===== RECORDS FOR THIS EXERCISE

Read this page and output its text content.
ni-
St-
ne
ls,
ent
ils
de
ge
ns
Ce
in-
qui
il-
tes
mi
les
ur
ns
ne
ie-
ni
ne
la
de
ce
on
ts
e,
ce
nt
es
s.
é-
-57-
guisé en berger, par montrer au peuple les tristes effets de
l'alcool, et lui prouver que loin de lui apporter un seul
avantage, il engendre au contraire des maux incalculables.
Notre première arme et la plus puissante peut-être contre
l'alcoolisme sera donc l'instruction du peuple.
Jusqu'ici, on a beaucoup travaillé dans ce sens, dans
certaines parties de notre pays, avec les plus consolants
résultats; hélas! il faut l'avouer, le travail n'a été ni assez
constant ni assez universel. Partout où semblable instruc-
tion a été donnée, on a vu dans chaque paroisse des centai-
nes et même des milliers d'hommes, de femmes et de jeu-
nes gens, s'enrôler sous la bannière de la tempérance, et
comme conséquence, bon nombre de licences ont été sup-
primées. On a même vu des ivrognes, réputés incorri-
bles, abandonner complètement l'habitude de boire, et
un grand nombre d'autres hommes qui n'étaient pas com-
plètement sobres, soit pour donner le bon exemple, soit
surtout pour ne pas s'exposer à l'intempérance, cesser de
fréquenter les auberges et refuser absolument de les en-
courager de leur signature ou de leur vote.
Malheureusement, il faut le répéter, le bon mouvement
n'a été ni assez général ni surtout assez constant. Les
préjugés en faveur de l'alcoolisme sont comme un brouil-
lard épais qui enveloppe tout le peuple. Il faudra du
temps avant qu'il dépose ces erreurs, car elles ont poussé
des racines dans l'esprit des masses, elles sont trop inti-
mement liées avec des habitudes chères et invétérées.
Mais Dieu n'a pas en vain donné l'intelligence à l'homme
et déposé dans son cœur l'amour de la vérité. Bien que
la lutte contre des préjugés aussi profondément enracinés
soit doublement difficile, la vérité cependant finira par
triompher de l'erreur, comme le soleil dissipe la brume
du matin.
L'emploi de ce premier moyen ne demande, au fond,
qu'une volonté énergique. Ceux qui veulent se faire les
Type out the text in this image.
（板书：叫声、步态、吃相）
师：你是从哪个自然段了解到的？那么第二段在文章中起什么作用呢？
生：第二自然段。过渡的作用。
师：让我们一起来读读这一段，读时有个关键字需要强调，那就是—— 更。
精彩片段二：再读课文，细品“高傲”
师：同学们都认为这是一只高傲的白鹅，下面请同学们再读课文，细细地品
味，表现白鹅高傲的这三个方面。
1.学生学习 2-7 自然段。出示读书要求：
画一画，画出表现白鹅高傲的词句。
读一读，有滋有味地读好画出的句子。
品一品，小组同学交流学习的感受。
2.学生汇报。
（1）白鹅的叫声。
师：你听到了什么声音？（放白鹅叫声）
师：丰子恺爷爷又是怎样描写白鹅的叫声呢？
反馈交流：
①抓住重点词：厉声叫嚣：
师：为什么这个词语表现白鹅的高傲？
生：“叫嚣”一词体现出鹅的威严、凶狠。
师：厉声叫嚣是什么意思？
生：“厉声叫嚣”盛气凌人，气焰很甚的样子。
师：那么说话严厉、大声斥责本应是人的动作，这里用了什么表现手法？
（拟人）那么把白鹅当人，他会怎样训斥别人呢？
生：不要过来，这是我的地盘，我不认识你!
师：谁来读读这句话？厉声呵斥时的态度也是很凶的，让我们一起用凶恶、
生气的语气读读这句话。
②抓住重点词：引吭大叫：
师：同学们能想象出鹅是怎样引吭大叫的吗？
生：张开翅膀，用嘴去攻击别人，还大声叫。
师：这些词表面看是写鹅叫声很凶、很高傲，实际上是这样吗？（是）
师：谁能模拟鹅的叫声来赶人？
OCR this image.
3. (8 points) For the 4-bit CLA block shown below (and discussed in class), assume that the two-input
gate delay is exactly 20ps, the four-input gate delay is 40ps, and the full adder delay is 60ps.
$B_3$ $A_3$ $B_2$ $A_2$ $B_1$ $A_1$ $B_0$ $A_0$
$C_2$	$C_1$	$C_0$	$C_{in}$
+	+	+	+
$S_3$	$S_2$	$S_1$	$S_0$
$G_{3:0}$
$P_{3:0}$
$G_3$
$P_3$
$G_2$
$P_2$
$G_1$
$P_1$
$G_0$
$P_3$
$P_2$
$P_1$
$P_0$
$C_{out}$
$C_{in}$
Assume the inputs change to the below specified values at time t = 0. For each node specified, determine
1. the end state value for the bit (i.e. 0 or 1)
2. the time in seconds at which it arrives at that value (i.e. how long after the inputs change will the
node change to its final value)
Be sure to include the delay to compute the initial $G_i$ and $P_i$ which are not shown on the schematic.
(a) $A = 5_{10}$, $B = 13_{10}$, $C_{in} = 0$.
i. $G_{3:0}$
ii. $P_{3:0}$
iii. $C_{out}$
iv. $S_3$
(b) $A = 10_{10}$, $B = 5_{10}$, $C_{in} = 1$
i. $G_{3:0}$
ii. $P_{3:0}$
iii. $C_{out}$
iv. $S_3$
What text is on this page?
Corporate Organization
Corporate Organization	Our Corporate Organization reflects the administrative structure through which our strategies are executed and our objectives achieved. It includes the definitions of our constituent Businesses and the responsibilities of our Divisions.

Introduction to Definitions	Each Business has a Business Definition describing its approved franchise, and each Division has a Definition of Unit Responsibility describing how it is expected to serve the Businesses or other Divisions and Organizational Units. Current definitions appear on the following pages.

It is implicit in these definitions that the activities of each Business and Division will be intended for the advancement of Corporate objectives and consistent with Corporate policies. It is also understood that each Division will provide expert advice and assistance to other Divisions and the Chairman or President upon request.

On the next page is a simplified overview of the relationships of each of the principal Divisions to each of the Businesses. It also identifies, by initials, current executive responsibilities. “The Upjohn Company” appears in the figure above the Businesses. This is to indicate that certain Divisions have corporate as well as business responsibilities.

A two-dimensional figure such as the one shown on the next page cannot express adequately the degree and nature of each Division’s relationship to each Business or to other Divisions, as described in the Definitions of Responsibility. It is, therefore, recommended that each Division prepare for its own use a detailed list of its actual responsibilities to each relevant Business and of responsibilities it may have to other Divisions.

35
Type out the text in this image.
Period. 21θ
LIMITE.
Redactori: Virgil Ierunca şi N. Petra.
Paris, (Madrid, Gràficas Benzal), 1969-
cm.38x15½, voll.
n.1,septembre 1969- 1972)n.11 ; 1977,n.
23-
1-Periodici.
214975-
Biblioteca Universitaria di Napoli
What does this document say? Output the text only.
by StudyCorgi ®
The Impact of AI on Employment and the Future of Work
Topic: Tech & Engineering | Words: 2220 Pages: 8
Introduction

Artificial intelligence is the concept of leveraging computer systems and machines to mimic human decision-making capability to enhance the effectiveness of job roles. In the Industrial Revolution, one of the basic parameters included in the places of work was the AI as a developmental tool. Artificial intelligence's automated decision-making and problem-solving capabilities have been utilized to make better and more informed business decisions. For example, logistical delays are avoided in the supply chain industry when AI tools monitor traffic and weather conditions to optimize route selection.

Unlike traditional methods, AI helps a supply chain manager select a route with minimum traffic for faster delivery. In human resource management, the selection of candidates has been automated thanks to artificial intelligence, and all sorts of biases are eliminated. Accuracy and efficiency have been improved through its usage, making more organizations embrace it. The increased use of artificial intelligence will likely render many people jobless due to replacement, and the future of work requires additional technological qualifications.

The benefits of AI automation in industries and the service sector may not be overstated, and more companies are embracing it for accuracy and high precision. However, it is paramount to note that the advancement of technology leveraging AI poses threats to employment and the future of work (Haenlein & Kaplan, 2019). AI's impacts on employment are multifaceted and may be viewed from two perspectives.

==========

Repeat the records exactly, including every line.

Read this page and output its text content.
ni-
St-
ne
ls,
ent
ils
de
ge
ns
Ce
in-
qui
il-
tes
mi
les
ur
ns
ne
ie-
ni
ne
la
de
ce
on
ts
e,
ce
nt
es
s.
é-
-57-
guisé en berger, par montrer au peuple les tristes effets de
l'alcool, et lui prouver que loin de lui apporter un seul
avantage, il engendre au contraire des maux incalculables.
Notre première arme et la plus puissante peut-être contre
l'alcoolisme sera donc l'instruction du peuple.
Jusqu'ici, on a beaucoup travaillé dans ce sens, dans
certaines parties de notre pays, avec les plus consolants
résultats; hélas! il faut l'avouer, le travail n'a été ni assez
constant ni assez universel. Partout où semblable instruc-
tion a été donnée, on a vu dans chaque paroisse des centai-
nes et même des milliers d'hommes, de femmes et de jeu-
nes gens, s'enrôler sous la bannière de la tempérance, et
comme conséquence, bon nombre de licences ont été sup-
primées. On a même vu des ivrognes, réputés incorri-
bles, abandonner complètement l'habitude de boire, et
un grand nombre d'autres hommes qui n'étaient pas com-
plètement sobres, soit pour donner le bon exemple, soit
surtout pour ne pas s'exposer à l'intempérance, cesser de
fréquenter les auberges et refuser absolument de les en-
courager de leur signature ou de leur vote.
Malheureusement, il faut le répéter, le bon mouvement
n'a été ni assez général ni surtout assez constant. Les
préjugés en faveur de l'alcoolisme sont comme un brouil-
lard épais qui enveloppe tout le peuple. Il faudra du
temps avant qu'il dépose ces erreurs, car elles ont poussé
des racines dans l'esprit des masses, elles sont trop inti-
mement liées avec des habitudes chères et invétérées.
Mais Dieu n'a pas en vain donné l'intelligence à l'homme
et déposé dans son cœur l'amour de la vérité. Bien que
la lutte contre des préjugés aussi profondément enracinés
soit doublement difficile, la vérité cependant finira par
triompher de l'erreur, comme le soleil dissipe la brume
du matin.
L'emploi de ce premier moyen ne demande, au fond,
qu'une volonté énergique. Ceux qui veulent se faire les
Type out the text in this image.
（板书：叫声、步态、吃相）
师：你是从哪个自然段了解到的？那么第二段在文章中起什么作用呢？
生：第二自然段。过渡的作用。
师：让我们一起来读读这一段，读时有个关键字需要强调，那就是—— 更。
精彩片段二：再读课文，细品“高傲”
师：同学们都认为这是一只高傲的白鹅，下面请同学们再读课文，细细地品
味，表现白鹅高傲的这三个方面。
1.学生学习 2-7 自然段。出示读书要求：
画一画，画出表现白鹅高傲的词句。
读一读，有滋有味地读好画出的句子。
品一品，小组同学交流学习的感受。
2.学生汇报。
（1）白鹅的叫声。
师：你听到了什么声音？（放白鹅叫声）
师：丰子恺爷爷又是怎样描写白鹅的叫声呢？
反馈交流：
①抓住重点词：厉声叫嚣：
师：为什么这个词语表现白鹅的高傲？
生：“叫嚣”一词体现出鹅的威严、凶狠。
师：厉声叫嚣是什么意思？
生：“厉声叫嚣”盛气凌人，气焰很甚的样子。
师：那么说话严厉、大声斥责本应是人的动作，这里用了什么表现手法？
（拟人）那么把白鹅当人，他会怎样训斥别人呢？
生：不要过来，这是我的地盘，我不认识你!
师：谁来读读这句话？厉声呵斥时的态度也是很凶的，让我们一起用凶恶、
生气的语气读读这句话。
②抓住重点词：引吭大叫：
师：同学们能想象出鹅是怎样引吭大叫的吗？
生：张开翅膀，用嘴去攻击别人，还大声叫。
师：这些词表面看是写鹅叫声很凶、很高傲，实际上是这样吗？（是）
师：谁能模拟鹅的叫声来赶人？
OCR this image.
3. (8 points) For the 4-bit CLA block shown below (and discussed in class), assume that the two-input
gate delay is exactly 20ps, the four-input gate delay is 40ps, and the full adder delay is 60ps.
$B_3$ $A_3$ $B_2$ $A_2$ $B_1$ $A_1$ $B_0$ $A_0$
$C_2$	$C_1$	$C_0$	$C_{in}$
+	+	+	+
$S_3$	$S_2$	$S_1$	$S_0$
$G_{3:0}$
$P_{3:0}$
$G_3$
$P_3$
$G_2$
$P_2$
$G_1$
$P_1$
$G_0$
$P_3$
$P_2$
$P_1$
$P_0$
$C_{out}$
$C_{in}$
Assume the inputs change to the below specified values at time t = 0. For each node specified, determine
1. the end state value for the bit (i.e. 0 or 1)
2. the time in seconds at which it arrives at that value (i.e. how long after the inputs change will the
node change to its final value)
Be sure to include the delay to compute the initial $G_i$ and $P_i$ which are not shown on the schematic.
(a) $A = 5_{10}$, $B = 13_{10}$, $C_{in} = 0$.
i. $G_{3:0}$
ii. $P_{3:0}$
iii. $C_{out}$
iv. $S_3$
(b) $A = 10_{10}$, $B = 5_{10}$, $C_{in} = 1$
i. $G_{3:0}$
ii. $P_{3:0}$
iii. $C_{out}$
iv. $S_3$
What text is on this page?
Corporate Organization
Corporate Organization	Our Corporate Organization reflects the administrative structure through which our strategies are executed and our objectives achieved. It includes the definitions of our constituent Businesses and the responsibilities of our Divisions.

Introduction to Definitions	Each Business has a Business Definition describing its approved franchise, and each Division has a Definition of Unit Responsibility describing how it is expected to serve the Businesses or other Divisions and Organizational Units. Current definitions appear on the following pages.

It is implicit in these definitions that the activities of each Business and Division will be intended for the advancement of Corporate objectives and consistent with Corporate policies. It is also understood that each Division will provide expert advice and assistance to other Divisions and the Chairman or President upon request.

On the next page is a simplified overview of the relationships of each of the principal Divisions to each of the Businesses. It also identifies, by initials, current executive responsibilities. “The Upjohn Company” appears in the figure above the Businesses. This is to indicate that certain Divisions have corporate as well as business responsibilities.

A two-dimensional figure such as the one shown on the next page cannot express adequately the degree and nature of each Division’s relationship to each Business or to other Divisions, as described in the Definitions of Responsibility. It is, therefore, recommended that each Division prepare for its own use a detailed list of its actual responsibilities to each relevant Business and of responsibilities it may have to other Divisions.

35
Type out the text in this image.
Period. 21θ
LIMITE.
Redactori: Virgil Ierunca şi N. Petra.
Paris, (Madrid, Gràficas Benzal), 1969-
cm.38x15½, voll.
n.1,septembre 1969- 1972)n.11 ; 1977,n.
23-
1-Periodici.
214975-
Biblioteca Universitaria di Napoli
What does this document say? Output the text only.
by StudyCorgi ®
The Impact of AI on Employment and the Future of Work
Topic: Tech & Engineering | Words: 2220 Pages: 8
Introduction

Artificial intelligence is the concept of leveraging computer systems and machines to mimic human decision-making capability to enhance the effectiveness of job roles. In the Industrial Revolution, one of the basic parameters included in the places of work was the AI as a developmental tool. Artificial intelligence's automated decision-making and problem-solving capabilities have been utilized to make better and more informed business decisions. For example, logistical delays are avoided in the supply chain industry when AI tools monitor traffic and weather conditions to optimize route selection.

Unlike traditional methods, AI helps a supply chain manager select a route with minimum traffic for faster delivery. In human resource management, the selection of candidates has been automated thanks to artificial intelligence, and all sorts of biases are eliminated. Accuracy and efficiency have been improved through its usage, making more organizations embrace it. The increased use of artificial intelligence will likely render many people jobless due to replacement, and the future of work requires additional technological qualifications.

The benefits of AI automation in industries and the service sector may not be overstated, and more companies are embracing it for accuracy and high precision. However, it is paramount to note that the advancement of technology leveraging AI poses threats to employment and the future of work (Haenlein & Kaplan, 2019). AI's impacts on employment are multifaceted and may be viewed from two perspectives.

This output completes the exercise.